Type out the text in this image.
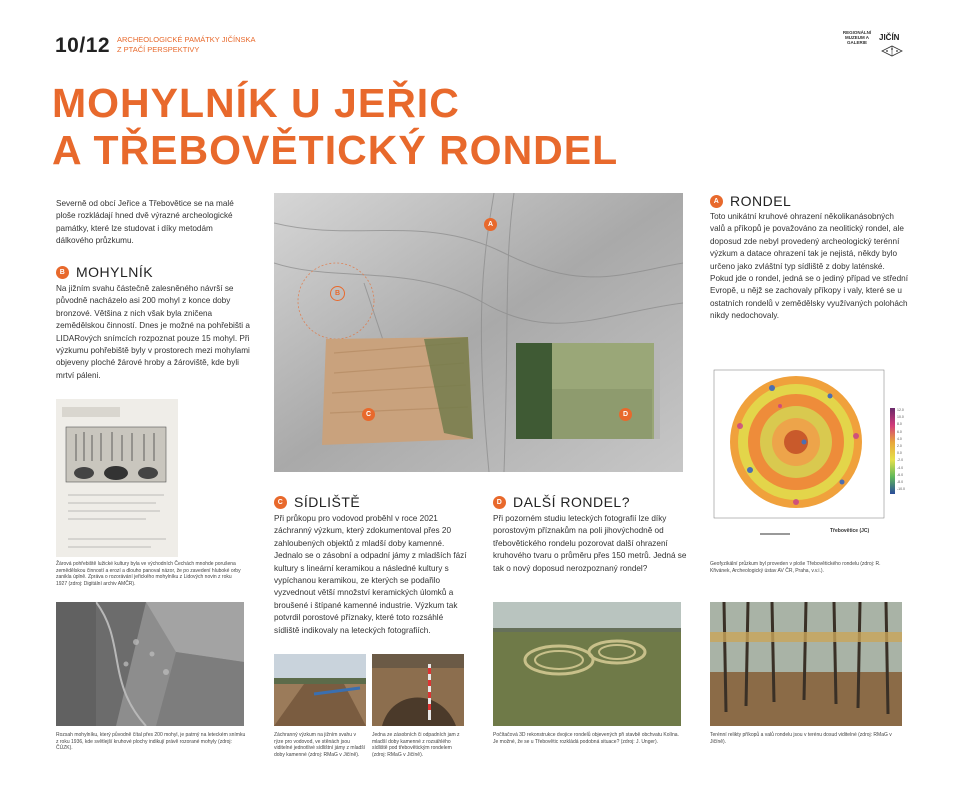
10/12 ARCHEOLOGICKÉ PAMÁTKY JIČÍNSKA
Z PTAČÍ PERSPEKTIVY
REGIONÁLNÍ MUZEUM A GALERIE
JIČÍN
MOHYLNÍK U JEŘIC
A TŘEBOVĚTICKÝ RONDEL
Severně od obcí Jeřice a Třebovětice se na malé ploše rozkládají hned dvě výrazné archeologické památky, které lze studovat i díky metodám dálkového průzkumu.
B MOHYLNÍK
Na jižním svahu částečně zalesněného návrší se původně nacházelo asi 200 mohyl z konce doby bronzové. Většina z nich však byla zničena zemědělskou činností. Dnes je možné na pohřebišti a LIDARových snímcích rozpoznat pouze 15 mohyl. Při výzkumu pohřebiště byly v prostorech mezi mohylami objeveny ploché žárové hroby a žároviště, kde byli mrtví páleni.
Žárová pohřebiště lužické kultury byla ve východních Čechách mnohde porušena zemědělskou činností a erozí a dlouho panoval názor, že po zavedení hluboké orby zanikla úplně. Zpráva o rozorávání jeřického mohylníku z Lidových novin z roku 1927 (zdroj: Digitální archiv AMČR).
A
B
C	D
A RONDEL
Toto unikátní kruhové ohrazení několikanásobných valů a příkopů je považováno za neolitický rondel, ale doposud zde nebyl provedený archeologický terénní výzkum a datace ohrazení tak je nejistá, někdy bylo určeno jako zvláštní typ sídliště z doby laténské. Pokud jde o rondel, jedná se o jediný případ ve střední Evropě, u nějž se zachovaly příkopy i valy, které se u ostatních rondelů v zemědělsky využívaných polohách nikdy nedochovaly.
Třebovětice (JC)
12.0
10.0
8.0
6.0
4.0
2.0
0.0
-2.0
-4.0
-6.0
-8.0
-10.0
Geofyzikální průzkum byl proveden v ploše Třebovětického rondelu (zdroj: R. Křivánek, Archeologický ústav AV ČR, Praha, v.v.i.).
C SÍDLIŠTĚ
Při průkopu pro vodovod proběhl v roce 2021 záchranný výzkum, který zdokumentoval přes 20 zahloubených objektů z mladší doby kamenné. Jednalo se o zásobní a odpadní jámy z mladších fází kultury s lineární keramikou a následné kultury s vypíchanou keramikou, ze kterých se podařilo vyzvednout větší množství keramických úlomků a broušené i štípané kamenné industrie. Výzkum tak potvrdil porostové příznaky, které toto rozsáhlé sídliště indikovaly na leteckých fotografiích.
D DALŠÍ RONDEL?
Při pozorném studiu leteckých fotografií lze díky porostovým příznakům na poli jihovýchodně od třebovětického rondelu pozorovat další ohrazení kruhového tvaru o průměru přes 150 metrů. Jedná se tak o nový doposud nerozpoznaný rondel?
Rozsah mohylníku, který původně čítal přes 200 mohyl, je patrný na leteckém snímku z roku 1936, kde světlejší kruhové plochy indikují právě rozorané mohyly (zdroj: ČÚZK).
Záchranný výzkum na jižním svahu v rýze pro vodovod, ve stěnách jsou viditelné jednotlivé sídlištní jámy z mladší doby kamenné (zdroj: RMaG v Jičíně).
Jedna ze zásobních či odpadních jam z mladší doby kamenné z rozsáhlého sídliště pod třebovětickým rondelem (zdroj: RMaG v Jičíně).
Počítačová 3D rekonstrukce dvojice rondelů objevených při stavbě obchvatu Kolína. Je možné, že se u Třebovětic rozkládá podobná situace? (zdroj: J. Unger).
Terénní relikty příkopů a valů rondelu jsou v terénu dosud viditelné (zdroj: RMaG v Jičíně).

• TASK PROMPT
Look through the entries above. Extract each line with the word "možné".

• EXERCISE RESPONSE
Na jižním svahu částečně zalesněného návrší se původně nacházelo asi 200 mohyl z konce doby bronzové. Většina z nich však byla zničena zemědělskou činností. Dnes je možné na pohřebišti a LIDARových snímcích rozpoznat pouze 15 mohyl. Při výzkumu pohřebiště byly v prostorech mezi mohylami objeveny ploché žárové hroby a žároviště, kde byli mrtví páleni.
Počítačová 3D rekonstrukce dvojice rondelů objevených při stavbě obchvatu Kolína. Je možné, že se u Třebovětic rozkládá podobná situace? (zdroj: J. Unger).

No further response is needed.